### WHAT THE TASK ASKS
Exactly as written, quote every line that follows, skipping the images.

### INPUT FOR THIS TASK
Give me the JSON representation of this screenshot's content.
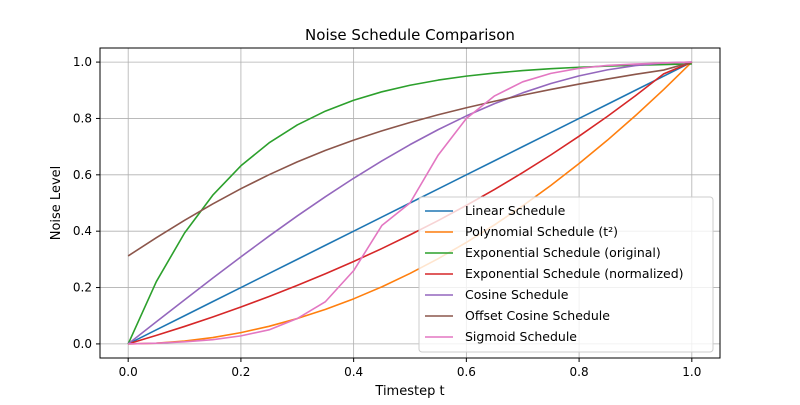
{
  "chart_data": {
    "type": "line",
    "title": "Noise Schedule Comparison",
    "xlabel": "Timestep t",
    "ylabel": "Noise Level",
    "xlim": [
      -0.05,
      1.05
    ],
    "ylim": [
      -0.05,
      1.05
    ],
    "xticks": [
      0.0,
      0.2,
      0.4,
      0.6,
      0.8,
      1.0
    ],
    "yticks": [
      0.0,
      0.2,
      0.4,
      0.6,
      0.8,
      1.0
    ],
    "xtick_labels": [
      "0.0",
      "0.2",
      "0.4",
      "0.6",
      "0.8",
      "1.0"
    ],
    "ytick_labels": [
      "0.0",
      "0.2",
      "0.4",
      "0.6",
      "0.8",
      "1.0"
    ],
    "grid": true,
    "legend_position": "lower-right",
    "x": [
      0.0,
      0.05,
      0.1,
      0.15,
      0.2,
      0.25,
      0.3,
      0.35,
      0.4,
      0.45,
      0.5,
      0.55,
      0.6,
      0.65,
      0.7,
      0.75,
      0.8,
      0.85,
      0.9,
      0.95,
      1.0
    ],
    "series": [
      {
        "name": "Linear Schedule",
        "color": "#1f77b4",
        "values": [
          0.0,
          0.05,
          0.1,
          0.15,
          0.2,
          0.25,
          0.3,
          0.35,
          0.4,
          0.45,
          0.5,
          0.55,
          0.6,
          0.65,
          0.7,
          0.75,
          0.8,
          0.85,
          0.9,
          0.95,
          1.0
        ]
      },
      {
        "name": "Polynomial Schedule (t²)",
        "color": "#ff7f0e",
        "values": [
          0.0,
          0.0025,
          0.01,
          0.0225,
          0.04,
          0.0625,
          0.09,
          0.1225,
          0.16,
          0.2025,
          0.25,
          0.3025,
          0.36,
          0.4225,
          0.49,
          0.5625,
          0.64,
          0.7225,
          0.81,
          0.9025,
          1.0
        ]
      },
      {
        "name": "Exponential Schedule (original)",
        "color": "#2ca02c",
        "values": [
          0.0,
          0.2212,
          0.3935,
          0.5276,
          0.6321,
          0.7135,
          0.7769,
          0.8262,
          0.8647,
          0.8946,
          0.9179,
          0.9361,
          0.9502,
          0.9612,
          0.9698,
          0.9765,
          0.9817,
          0.9857,
          0.9889,
          0.9913,
          0.9933
        ]
      },
      {
        "name": "Exponential Schedule (normalized)",
        "color": "#d62728",
        "values": [
          0.0,
          0.0302,
          0.062,
          0.0956,
          0.131,
          0.1683,
          0.2075,
          0.2489,
          0.2925,
          0.3384,
          0.3868,
          0.4378,
          0.4916,
          0.5482,
          0.6079,
          0.6708,
          0.7371,
          0.807,
          0.8806,
          0.9583,
          1.0
        ]
      },
      {
        "name": "Cosine Schedule",
        "color": "#9467bd",
        "values": [
          0.0,
          0.0785,
          0.1564,
          0.2334,
          0.309,
          0.3827,
          0.454,
          0.5225,
          0.5878,
          0.6494,
          0.7071,
          0.7604,
          0.809,
          0.8526,
          0.891,
          0.9239,
          0.9511,
          0.9724,
          0.9877,
          0.9969,
          1.0
        ]
      },
      {
        "name": "Offset Cosine Schedule",
        "color": "#8c564b",
        "values": [
          0.3123,
          0.3769,
          0.4385,
          0.4966,
          0.5507,
          0.6005,
          0.6458,
          0.6866,
          0.7231,
          0.756,
          0.7858,
          0.813,
          0.838,
          0.8611,
          0.8827,
          0.903,
          0.9221,
          0.9399,
          0.9565,
          0.9717,
          1.0
        ]
      },
      {
        "name": "Sigmoid Schedule",
        "color": "#e377c2",
        "values": [
          0.0,
          0.0025,
          0.0075,
          0.015,
          0.0285,
          0.05,
          0.09,
          0.15,
          0.26,
          0.42,
          0.5,
          0.67,
          0.8,
          0.88,
          0.93,
          0.96,
          0.978,
          0.988,
          0.993,
          0.997,
          1.0
        ]
      }
    ]
  }
}
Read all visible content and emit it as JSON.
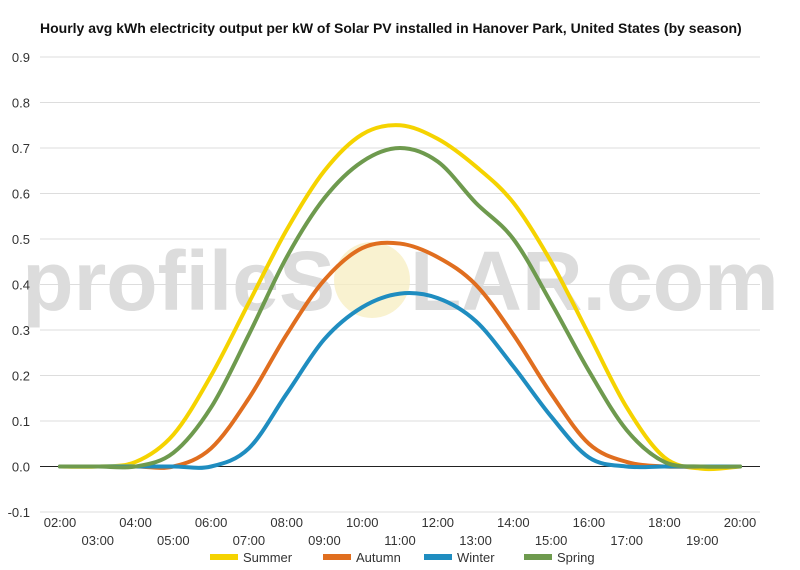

### ANSWER TO THE PROBLEM
Give me the JSON representation of this screenshot's content.
{
  "chart_data": {
    "type": "line",
    "title": "Noise Schedule Comparison",
    "xlabel": "Timestep t",
    "ylabel": "Noise Level",
    "xlim": [
      -0.05,
      1.05
    ],
    "ylim": [
      -0.05,
      1.05
    ],
    "xticks": [
      0.0,
      0.2,
      0.4,
      0.6,
      0.8,
      1.0
    ],
    "yticks": [
      0.0,
      0.2,
      0.4,
      0.6,
      0.8,
      1.0
    ],
    "xtick_labels": [
      "0.0",
      "0.2",
      "0.4",
      "0.6",
      "0.8",
      "1.0"
    ],
    "ytick_labels": [
      "0.0",
      "0.2",
      "0.4",
      "0.6",
      "0.8",
      "1.0"
    ],
    "grid": true,
    "legend_position": "lower-right",
    "x": [
      0.0,
      0.05,
      0.1,
      0.15,
      0.2,
      0.25,
      0.3,
      0.35,
      0.4,
      0.45,
      0.5,
      0.55,
      0.6,
      0.65,
      0.7,
      0.75,
      0.8,
      0.85,
      0.9,
      0.95,
      1.0
    ],
    "series": [
      {
        "name": "Linear Schedule",
        "color": "#1f77b4",
        "values": [
          0.0,
          0.05,
          0.1,
          0.15,
          0.2,
          0.25,
          0.3,
          0.35,
          0.4,
          0.45,
          0.5,
          0.55,
          0.6,
          0.65,
          0.7,
          0.75,
          0.8,
          0.85,
          0.9,
          0.95,
          1.0
        ]
      },
      {
        "name": "Polynomial Schedule (t²)",
        "color": "#ff7f0e",
        "values": [
          0.0,
          0.0025,
          0.01,
          0.0225,
          0.04,
          0.0625,
          0.09,
          0.1225,
          0.16,
          0.2025,
          0.25,
          0.3025,
          0.36,
          0.4225,
          0.49,
          0.5625,
          0.64,
          0.7225,
          0.81,
          0.9025,
          1.0
        ]
      },
      {
        "name": "Exponential Schedule (original)",
        "color": "#2ca02c",
        "values": [
          0.0,
          0.2212,
          0.3935,
          0.5276,
          0.6321,
          0.7135,
          0.7769,
          0.8262,
          0.8647,
          0.8946,
          0.9179,
          0.9361,
          0.9502,
          0.9612,
          0.9698,
          0.9765,
          0.9817,
          0.9857,
          0.9889,
          0.9913,
          0.9933
        ]
      },
      {
        "name": "Exponential Schedule (normalized)",
        "color": "#d62728",
        "values": [
          0.0,
          0.0302,
          0.062,
          0.0956,
          0.131,
          0.1683,
          0.2075,
          0.2489,
          0.2925,
          0.3384,
          0.3868,
          0.4378,
          0.4916,
          0.5482,
          0.6079,
          0.6708,
          0.7371,
          0.807,
          0.8806,
          0.9583,
          1.0
        ]
      },
      {
        "name": "Cosine Schedule",
        "color": "#9467bd",
        "values": [
          0.0,
          0.0785,
          0.1564,
          0.2334,
          0.309,
          0.3827,
          0.454,
          0.5225,
          0.5878,
          0.6494,
          0.7071,
          0.7604,
          0.809,
          0.8526,
          0.891,
          0.9239,
          0.9511,
          0.9724,
          0.9877,
          0.9969,
          1.0
        ]
      },
      {
        "name": "Offset Cosine Schedule",
        "color": "#8c564b",
        "values": [
          0.3123,
          0.3769,
          0.4385,
          0.4966,
          0.5507,
          0.6005,
          0.6458,
          0.6866,
          0.7231,
          0.756,
          0.7858,
          0.813,
          0.838,
          0.8611,
          0.8827,
          0.903,
          0.9221,
          0.9399,
          0.9565,
          0.9717,
          1.0
        ]
      },
      {
        "name": "Sigmoid Schedule",
        "color": "#e377c2",
        "values": [
          0.0,
          0.0025,
          0.0075,
          0.015,
          0.0285,
          0.05,
          0.09,
          0.15,
          0.26,
          0.42,
          0.5,
          0.67,
          0.8,
          0.88,
          0.93,
          0.96,
          0.978,
          0.988,
          0.993,
          0.997,
          1.0
        ]
      }
    ]
  }
}
Read all visible content and emit it as JSON.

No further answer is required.